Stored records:
★ ★ ★

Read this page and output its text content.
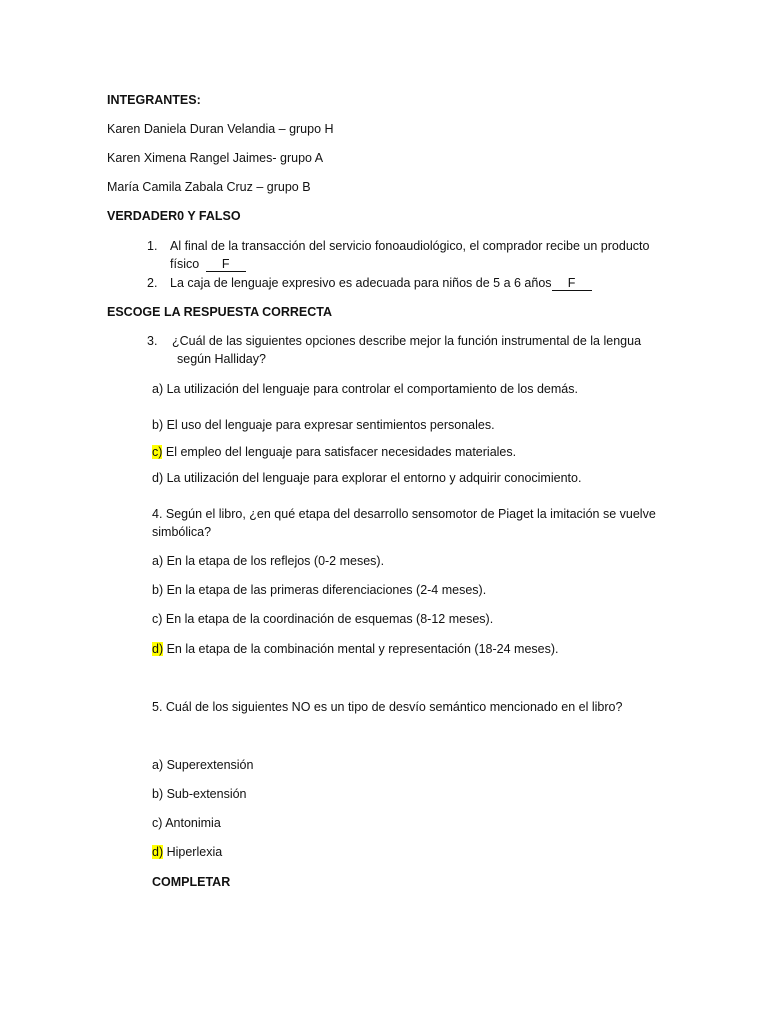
INTEGRANTES:
Karen Daniela Duran Velandia – grupo H
Karen Ximena Rangel Jaimes- grupo A
María Camila Zabala Cruz – grupo B
VERDADER0 Y FALSO
1. Al final de la transacción del servicio fonoaudiológico, el comprador recibe un producto
físico F
2. La caja de lenguaje expresivo es adecuada para niños de 5 a 6 años F
ESCOGE LA RESPUESTA CORRECTA
3. ¿Cuál de las siguientes opciones describe mejor la función instrumental de la lengua
según Halliday?
a) La utilización del lenguaje para controlar el comportamiento de los demás.
b) El uso del lenguaje para expresar sentimientos personales.
c) El empleo del lenguaje para satisfacer necesidades materiales.
d) La utilización del lenguaje para explorar el entorno y adquirir conocimiento.
4. Según el libro, ¿en qué etapa del desarrollo sensomotor de Piaget la imitación se vuelve
simbólica?
a) En la etapa de los reflejos (0-2 meses).
b) En la etapa de las primeras diferenciaciones (2-4 meses).
c) En la etapa de la coordinación de esquemas (8-12 meses).
d) En la etapa de la combinación mental y representación (18-24 meses).
5. Cuál de los siguientes NO es un tipo de desvío semántico mencionado en el libro?
a) Superextensión
b) Sub-extensión
c) Antonimia
d) Hiperlexia
COMPLETAR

★ ★ ★

Exercise objective: Reproduce the data verbatim. Do not carry any picture into the copy.

Output below:
Read this page and output its text content.
INTEGRANTES:
Karen Daniela Duran Velandia – grupo H
Karen Ximena Rangel Jaimes- grupo A
María Camila Zabala Cruz – grupo B
VERDADER0 Y FALSO
1. Al final de la transacción del servicio fonoaudiológico, el comprador recibe un producto
físico F
2. La caja de lenguaje expresivo es adecuada para niños de 5 a 6 años F
ESCOGE LA RESPUESTA CORRECTA
3. ¿Cuál de las siguientes opciones describe mejor la función instrumental de la lengua
según Halliday?
a) La utilización del lenguaje para controlar el comportamiento de los demás.
b) El uso del lenguaje para expresar sentimientos personales.
c) El empleo del lenguaje para satisfacer necesidades materiales.
d) La utilización del lenguaje para explorar el entorno y adquirir conocimiento.
4. Según el libro, ¿en qué etapa del desarrollo sensomotor de Piaget la imitación se vuelve
simbólica?
a) En la etapa de los reflejos (0-2 meses).
b) En la etapa de las primeras diferenciaciones (2-4 meses).
c) En la etapa de la coordinación de esquemas (8-12 meses).
d) En la etapa de la combinación mental y representación (18-24 meses).
5. Cuál de los siguientes NO es un tipo de desvío semántico mencionado en el libro?
a) Superextensión
b) Sub-extensión
c) Antonimia
d) Hiperlexia
COMPLETAR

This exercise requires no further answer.